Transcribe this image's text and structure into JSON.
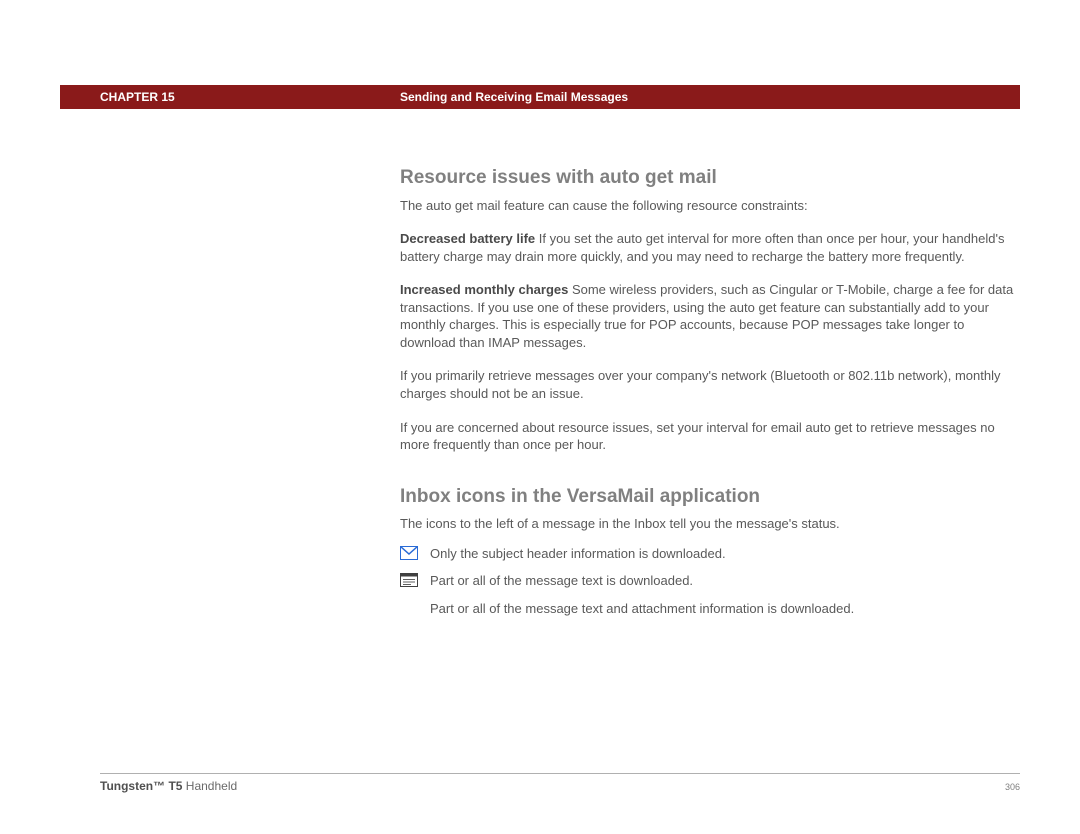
{
  "header": {
    "chapter_label": "CHAPTER 15",
    "title": "Sending and Receiving Email Messages"
  },
  "section1": {
    "heading": "Resource issues with auto get mail",
    "intro": "The auto get mail feature can cause the following resource constraints:",
    "p1_lead": "Decreased battery life",
    "p1_body": "   If you set the auto get interval for more often than once per hour, your handheld's battery charge may drain more quickly, and you may need to recharge the battery more frequently.",
    "p2_lead": "Increased monthly charges",
    "p2_body": "   Some wireless providers, such as Cingular or T-Mobile, charge a fee for data transactions. If you use one of these providers, using the auto get feature can substantially add to your monthly charges. This is especially true for POP accounts, because POP messages take longer to download than IMAP messages.",
    "p3": "If you primarily retrieve messages over your company's network (Bluetooth or 802.11b network), monthly charges should not be an issue.",
    "p4": "If you are concerned about resource issues, set your interval for email auto get to retrieve messages no more frequently than once per hour."
  },
  "section2": {
    "heading": "Inbox icons in the VersaMail application",
    "intro": "The icons to the left of a message in the Inbox tell you the message's status.",
    "rows": [
      {
        "text": "Only the subject header information is downloaded."
      },
      {
        "text": "Part or all of the message text is downloaded."
      },
      {
        "text": "Part or all of the message text and attachment information is downloaded."
      }
    ]
  },
  "footer": {
    "product_strong": "Tungsten™ T5",
    "product_rest": " Handheld",
    "page_number": "306"
  }
}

▶ **Do this**
Images do not belong in the copy; reproduce all other parts of the records above verbatim.

▶ **Correct result**
Transcribe this image's text and structure into JSON.
{
  "header": {
    "chapter_label": "CHAPTER 15",
    "title": "Sending and Receiving Email Messages"
  },
  "section1": {
    "heading": "Resource issues with auto get mail",
    "intro": "The auto get mail feature can cause the following resource constraints:",
    "p1_lead": "Decreased battery life",
    "p1_body": "   If you set the auto get interval for more often than once per hour, your handheld's battery charge may drain more quickly, and you may need to recharge the battery more frequently.",
    "p2_lead": "Increased monthly charges",
    "p2_body": "   Some wireless providers, such as Cingular or T-Mobile, charge a fee for data transactions. If you use one of these providers, using the auto get feature can substantially add to your monthly charges. This is especially true for POP accounts, because POP messages take longer to download than IMAP messages.",
    "p3": "If you primarily retrieve messages over your company's network (Bluetooth or 802.11b network), monthly charges should not be an issue.",
    "p4": "If you are concerned about resource issues, set your interval for email auto get to retrieve messages no more frequently than once per hour."
  },
  "section2": {
    "heading": "Inbox icons in the VersaMail application",
    "intro": "The icons to the left of a message in the Inbox tell you the message's status.",
    "rows": [
      {
        "text": "Only the subject header information is downloaded."
      },
      {
        "text": "Part or all of the message text is downloaded."
      },
      {
        "text": "Part or all of the message text and attachment information is downloaded."
      }
    ]
  },
  "footer": {
    "product_strong": "Tungsten™ T5",
    "product_rest": " Handheld",
    "page_number": "306"
  }
}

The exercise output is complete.